● To be done:
Go through the material and pull out every line with the string "vous" in it.

[Stored items from a collection]
--- begin ---

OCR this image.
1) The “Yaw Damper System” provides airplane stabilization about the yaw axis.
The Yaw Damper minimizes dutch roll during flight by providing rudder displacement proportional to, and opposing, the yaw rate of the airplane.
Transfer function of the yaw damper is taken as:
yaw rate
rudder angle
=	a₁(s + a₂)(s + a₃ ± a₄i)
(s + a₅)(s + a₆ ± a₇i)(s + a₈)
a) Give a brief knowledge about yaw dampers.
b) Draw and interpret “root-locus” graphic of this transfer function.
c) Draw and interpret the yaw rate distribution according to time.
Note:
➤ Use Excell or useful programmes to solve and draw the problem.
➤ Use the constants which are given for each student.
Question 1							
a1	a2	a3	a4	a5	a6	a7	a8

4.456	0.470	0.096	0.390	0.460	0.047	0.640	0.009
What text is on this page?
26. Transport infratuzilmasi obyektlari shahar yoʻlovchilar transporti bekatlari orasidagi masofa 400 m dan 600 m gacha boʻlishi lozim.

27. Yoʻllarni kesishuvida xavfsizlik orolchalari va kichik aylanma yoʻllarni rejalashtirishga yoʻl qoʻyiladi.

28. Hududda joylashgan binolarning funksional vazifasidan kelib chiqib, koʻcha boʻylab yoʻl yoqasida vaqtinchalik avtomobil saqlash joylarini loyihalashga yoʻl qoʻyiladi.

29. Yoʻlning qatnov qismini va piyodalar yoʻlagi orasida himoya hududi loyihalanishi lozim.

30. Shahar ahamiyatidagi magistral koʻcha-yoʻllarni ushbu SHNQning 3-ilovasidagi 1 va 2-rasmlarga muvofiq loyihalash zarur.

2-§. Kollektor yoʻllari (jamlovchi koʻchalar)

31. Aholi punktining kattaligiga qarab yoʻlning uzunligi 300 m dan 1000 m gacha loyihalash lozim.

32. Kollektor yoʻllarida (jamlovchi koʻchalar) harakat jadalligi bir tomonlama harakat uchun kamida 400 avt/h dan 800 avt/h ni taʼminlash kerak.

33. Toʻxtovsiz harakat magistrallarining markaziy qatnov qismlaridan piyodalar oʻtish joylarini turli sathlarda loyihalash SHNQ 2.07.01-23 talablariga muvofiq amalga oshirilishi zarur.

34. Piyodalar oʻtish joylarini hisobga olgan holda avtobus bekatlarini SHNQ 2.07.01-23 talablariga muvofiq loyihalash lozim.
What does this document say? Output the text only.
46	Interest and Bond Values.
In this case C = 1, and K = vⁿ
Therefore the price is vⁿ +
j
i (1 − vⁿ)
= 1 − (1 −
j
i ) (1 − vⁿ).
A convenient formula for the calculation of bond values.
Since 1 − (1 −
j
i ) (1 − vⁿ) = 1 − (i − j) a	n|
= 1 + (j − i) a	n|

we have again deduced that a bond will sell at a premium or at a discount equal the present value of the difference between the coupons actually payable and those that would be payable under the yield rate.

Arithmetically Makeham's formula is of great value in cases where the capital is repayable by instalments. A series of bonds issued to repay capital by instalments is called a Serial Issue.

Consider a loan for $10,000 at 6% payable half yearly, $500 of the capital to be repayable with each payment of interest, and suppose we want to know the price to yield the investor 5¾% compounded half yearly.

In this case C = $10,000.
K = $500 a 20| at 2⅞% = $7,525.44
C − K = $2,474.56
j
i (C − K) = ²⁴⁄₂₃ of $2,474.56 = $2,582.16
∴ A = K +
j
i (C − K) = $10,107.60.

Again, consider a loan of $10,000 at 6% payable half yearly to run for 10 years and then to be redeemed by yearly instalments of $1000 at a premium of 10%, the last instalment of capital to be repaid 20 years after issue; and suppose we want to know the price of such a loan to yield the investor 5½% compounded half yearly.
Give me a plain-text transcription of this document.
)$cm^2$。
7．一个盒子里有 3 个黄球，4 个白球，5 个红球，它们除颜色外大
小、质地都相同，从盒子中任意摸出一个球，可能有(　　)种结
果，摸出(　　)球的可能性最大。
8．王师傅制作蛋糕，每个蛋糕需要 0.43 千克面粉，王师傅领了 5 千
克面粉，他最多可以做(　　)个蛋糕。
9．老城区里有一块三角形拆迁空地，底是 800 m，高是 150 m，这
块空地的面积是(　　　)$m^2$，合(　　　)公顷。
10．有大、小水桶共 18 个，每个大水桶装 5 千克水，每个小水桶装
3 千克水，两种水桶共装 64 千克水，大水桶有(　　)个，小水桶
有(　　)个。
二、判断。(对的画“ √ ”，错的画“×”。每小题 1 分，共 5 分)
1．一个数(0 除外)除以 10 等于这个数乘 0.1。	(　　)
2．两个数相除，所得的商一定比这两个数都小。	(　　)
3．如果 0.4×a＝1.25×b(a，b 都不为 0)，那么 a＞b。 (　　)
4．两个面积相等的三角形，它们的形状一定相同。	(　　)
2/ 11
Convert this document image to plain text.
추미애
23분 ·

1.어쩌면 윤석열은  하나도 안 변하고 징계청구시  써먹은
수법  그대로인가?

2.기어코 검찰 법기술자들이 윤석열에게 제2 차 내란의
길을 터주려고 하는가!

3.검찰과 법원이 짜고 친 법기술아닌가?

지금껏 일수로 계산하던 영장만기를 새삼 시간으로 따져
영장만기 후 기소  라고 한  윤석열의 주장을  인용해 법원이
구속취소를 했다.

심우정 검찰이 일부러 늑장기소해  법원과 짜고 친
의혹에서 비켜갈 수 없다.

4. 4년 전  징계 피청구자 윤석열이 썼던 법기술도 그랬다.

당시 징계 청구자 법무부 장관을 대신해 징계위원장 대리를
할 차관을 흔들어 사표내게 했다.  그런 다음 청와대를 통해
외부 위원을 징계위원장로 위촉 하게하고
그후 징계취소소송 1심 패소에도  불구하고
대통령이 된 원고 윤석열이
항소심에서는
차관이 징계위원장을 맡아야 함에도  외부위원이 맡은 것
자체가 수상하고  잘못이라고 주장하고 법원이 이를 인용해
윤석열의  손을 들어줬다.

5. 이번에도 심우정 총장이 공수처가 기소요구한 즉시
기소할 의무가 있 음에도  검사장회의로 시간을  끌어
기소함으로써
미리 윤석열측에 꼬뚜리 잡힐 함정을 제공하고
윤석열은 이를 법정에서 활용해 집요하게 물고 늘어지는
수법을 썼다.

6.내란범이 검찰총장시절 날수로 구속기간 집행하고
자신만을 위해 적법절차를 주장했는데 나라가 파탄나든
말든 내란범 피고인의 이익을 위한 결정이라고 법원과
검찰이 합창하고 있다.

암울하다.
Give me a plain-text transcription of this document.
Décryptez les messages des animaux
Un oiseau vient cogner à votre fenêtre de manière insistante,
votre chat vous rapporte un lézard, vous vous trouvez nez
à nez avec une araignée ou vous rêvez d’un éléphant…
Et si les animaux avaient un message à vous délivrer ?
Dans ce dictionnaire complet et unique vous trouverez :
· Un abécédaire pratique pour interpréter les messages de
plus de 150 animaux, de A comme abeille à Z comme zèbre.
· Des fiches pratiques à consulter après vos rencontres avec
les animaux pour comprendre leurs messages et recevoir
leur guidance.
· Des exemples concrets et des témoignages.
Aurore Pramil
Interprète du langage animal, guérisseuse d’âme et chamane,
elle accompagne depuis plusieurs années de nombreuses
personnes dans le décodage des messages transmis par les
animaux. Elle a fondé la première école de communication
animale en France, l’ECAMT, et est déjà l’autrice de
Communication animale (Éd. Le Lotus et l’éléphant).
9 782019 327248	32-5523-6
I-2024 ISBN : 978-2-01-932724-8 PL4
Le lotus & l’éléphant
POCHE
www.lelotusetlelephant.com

--- end ---

● Reply to the task:
votre chat vous rapporte un lézard, vous vous trouvez nez
à nez avec une araignée ou vous rêvez d’un éléphant…
Et si les animaux avaient un message à vous délivrer ?
Dans ce dictionnaire complet et unique vous trouverez :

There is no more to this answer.